**What the exercise asks:**
Write out every line of the material as it stands, apart from the pictures.
>>>
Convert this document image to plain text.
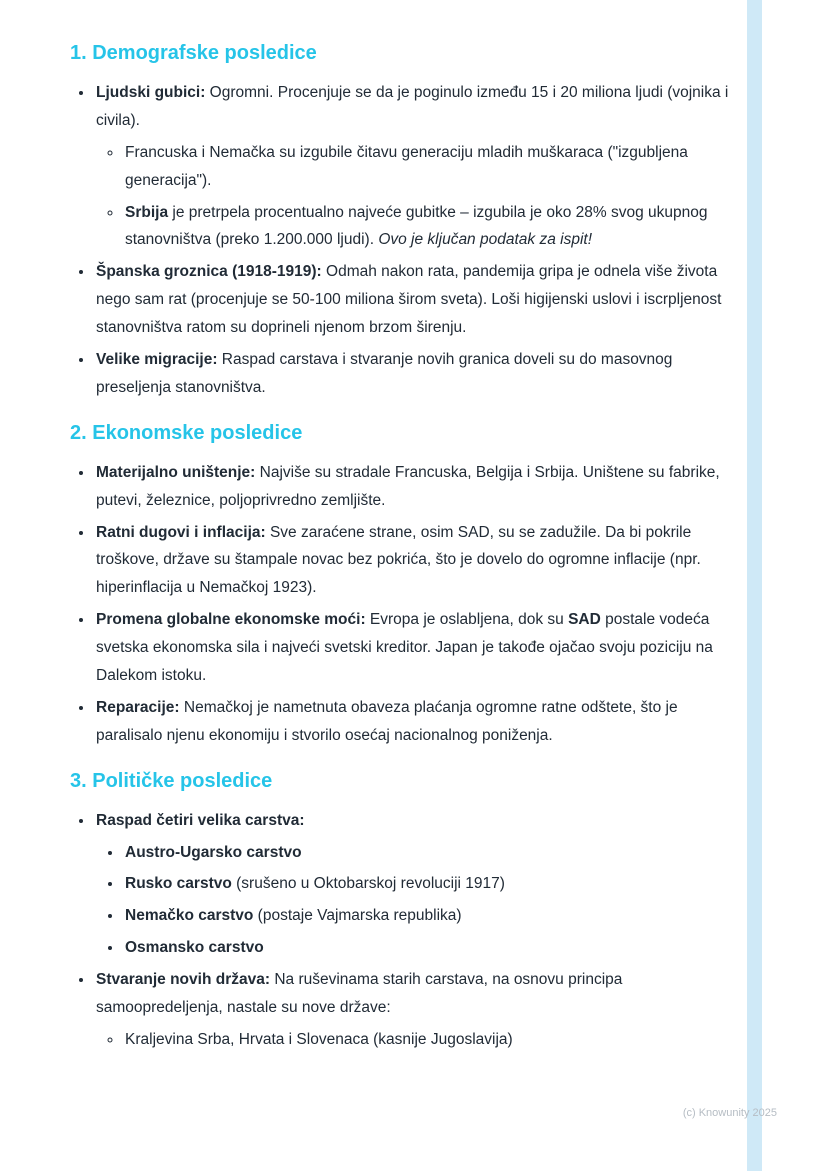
1. Demografske posledice
• Ljudski gubici: Ogromni. Procenjuje se da je poginulo između 15 i 20 miliona ljudi (vojnika i civila).
◦ Francuska i Nemačka su izgubile čitavu generaciju mladih muškaraca ("izgubljena generacija").
◦ Srbija je pretrpela procentualno najveće gubitke – izgubila je oko 28% svog ukupnog stanovništva (preko 1.200.000 ljudi). Ovo je ključan podatak za ispit!
• Španska groznica (1918-1919): Odmah nakon rata, pandemija gripa je odnela više života nego sam rat (procenjuje se 50-100 miliona širom sveta). Loši higijenski uslovi i iscrpljenost stanovništva ratom su doprineli njenom brzom širenju.
• Velike migracije: Raspad carstava i stvaranje novih granica doveli su do masovnog preseljenja stanovništva.
2. Ekonomske posledice
• Materijalno uništenje: Najviše su stradale Francuska, Belgija i Srbija. Uništene su fabrike, putevi, železnice, poljoprivredno zemljište.
• Ratni dugovi i inflacija: Sve zaraćene strane, osim SAD, su se zadužile. Da bi pokrile troškove, države su štampale novac bez pokrića, što je dovelo do ogromne inflacije (npr. hiperinflacija u Nemačkoj 1923).
• Promena globalne ekonomske moći: Evropa je oslabljena, dok su SAD postale vodeća svetska ekonomska sila i najveći svetski kreditor. Japan je takođe ojačao svoju poziciju na Dalekom istoku.
• Reparacije: Nemačkoj je nametnuta obaveza plaćanja ogromne ratne odštete, što je paralisalo njenu ekonomiju i stvorilo osećaj nacionalnog poniženja.
3. Političke posledice
• Raspad četiri velika carstva:
• Austro-Ugarsko carstvo
• Rusko carstvo (srušeno u Oktobarskoj revoluciji 1917)
• Nemačko carstvo (postaje Vajmarska republika)
• Osmansko carstvo
• Stvaranje novih država: Na ruševinama starih carstava, na osnovu principa samoopredeljenja, nastale su nove države:
◦ Kraljevina Srba, Hrvata i Slovenaca (kasnije Jugoslavija)
(c) Knowunity 2025
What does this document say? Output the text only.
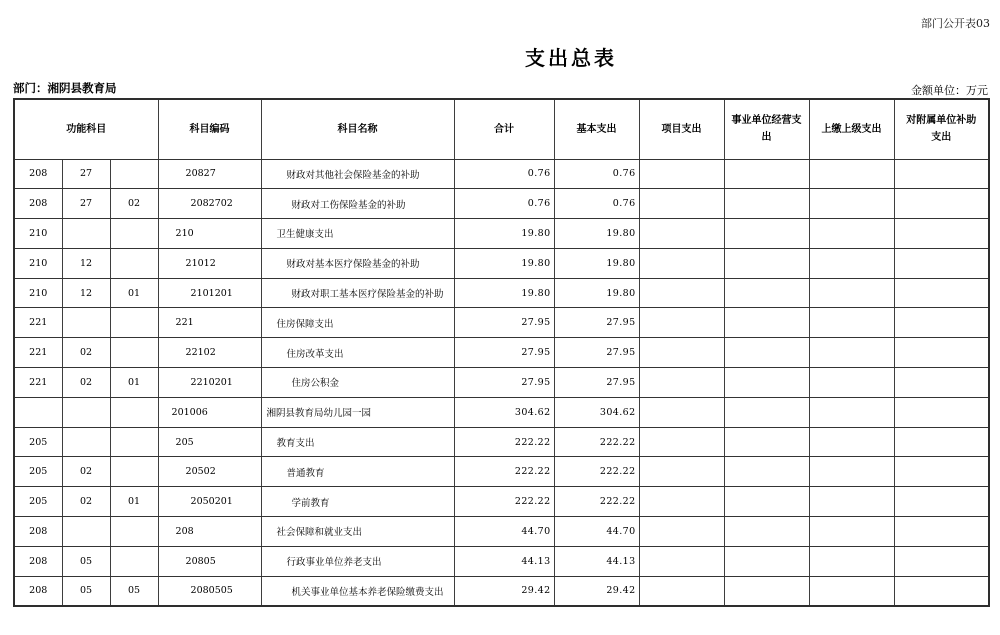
部门公开表03
支出总表
部门：湘阴县教育局	金额单位：万元
功能科目			科目编码	科目名称	合计	基本支出	项目支出	事业单位经营支出	上缴上级支出	对附属单位补助支出
208	27		20827	财政对其他社会保险基金的补助	0.76	0.76				
208	27	02	2082702	财政对工伤保险基金的补助	0.76	0.76				
210			210	卫生健康支出	19.80	19.80				
210	12		21012	财政对基本医疗保险基金的补助	19.80	19.80				
210	12	01	2101201	财政对职工基本医疗保险基金的补助	19.80	19.80				
221			221	住房保障支出	27.95	27.95				
221	02		22102	住房改革支出	27.95	27.95				
221	02	01	2210201	住房公积金	27.95	27.95				
			201006	湘阴县教育局幼儿园一园	304.62	304.62				
205			205	教育支出	222.22	222.22				
205	02		20502	普通教育	222.22	222.22				
205	02	01	2050201	学前教育	222.22	222.22				
208			208	社会保障和就业支出	44.70	44.70				
208	05		20805	行政事业单位养老支出	44.13	44.13				
208	05	05	2080505	机关事业单位基本养老保险缴费支出	29.42	29.42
<<<
**Solution to the exercise:**
Convert this document image to plain text.
1. Demografske posledice
• Ljudski gubici: Ogromni. Procenjuje se da je poginulo između 15 i 20 miliona ljudi (vojnika i civila).
◦ Francuska i Nemačka su izgubile čitavu generaciju mladih muškaraca ("izgubljena generacija").
◦ Srbija je pretrpela procentualno najveće gubitke – izgubila je oko 28% svog ukupnog stanovništva (preko 1.200.000 ljudi). Ovo je ključan podatak za ispit!
• Španska groznica (1918-1919): Odmah nakon rata, pandemija gripa je odnela više života nego sam rat (procenjuje se 50-100 miliona širom sveta). Loši higijenski uslovi i iscrpljenost stanovništva ratom su doprineli njenom brzom širenju.
• Velike migracije: Raspad carstava i stvaranje novih granica doveli su do masovnog preseljenja stanovništva.
2. Ekonomske posledice
• Materijalno uništenje: Najviše su stradale Francuska, Belgija i Srbija. Uništene su fabrike, putevi, železnice, poljoprivredno zemljište.
• Ratni dugovi i inflacija: Sve zaraćene strane, osim SAD, su se zadužile. Da bi pokrile troškove, države su štampale novac bez pokrića, što je dovelo do ogromne inflacije (npr. hiperinflacija u Nemačkoj 1923).
• Promena globalne ekonomske moći: Evropa je oslabljena, dok su SAD postale vodeća svetska ekonomska sila i najveći svetski kreditor. Japan je takođe ojačao svoju poziciju na Dalekom istoku.
• Reparacije: Nemačkoj je nametnuta obaveza plaćanja ogromne ratne odštete, što je paralisalo njenu ekonomiju i stvorilo osećaj nacionalnog poniženja.
3. Političke posledice
• Raspad četiri velika carstva:
• Austro-Ugarsko carstvo
• Rusko carstvo (srušeno u Oktobarskoj revoluciji 1917)
• Nemačko carstvo (postaje Vajmarska republika)
• Osmansko carstvo
• Stvaranje novih država: Na ruševinama starih carstava, na osnovu principa samoopredeljenja, nastale su nove države:
◦ Kraljevina Srba, Hrvata i Slovenaca (kasnije Jugoslavija)
(c) Knowunity 2025
What does this document say? Output the text only.
部门公开表03
支出总表
部门：湘阴县教育局	金额单位：万元
功能科目			科目编码	科目名称	合计	基本支出	项目支出	事业单位经营支出	上缴上级支出	对附属单位补助支出
208	27		20827	财政对其他社会保险基金的补助	0.76	0.76				
208	27	02	2082702	财政对工伤保险基金的补助	0.76	0.76				
210			210	卫生健康支出	19.80	19.80				
210	12		21012	财政对基本医疗保险基金的补助	19.80	19.80				
210	12	01	2101201	财政对职工基本医疗保险基金的补助	19.80	19.80				
221			221	住房保障支出	27.95	27.95				
221	02		22102	住房改革支出	27.95	27.95				
221	02	01	2210201	住房公积金	27.95	27.95				
			201006	湘阴县教育局幼儿园一园	304.62	304.62				
205			205	教育支出	222.22	222.22				
205	02		20502	普通教育	222.22	222.22				
205	02	01	2050201	学前教育	222.22	222.22				
208			208	社会保障和就业支出	44.70	44.70				
208	05		20805	行政事业单位养老支出	44.13	44.13				
208	05	05	2080505	机关事业单位基本养老保险缴费支出	29.42	29.42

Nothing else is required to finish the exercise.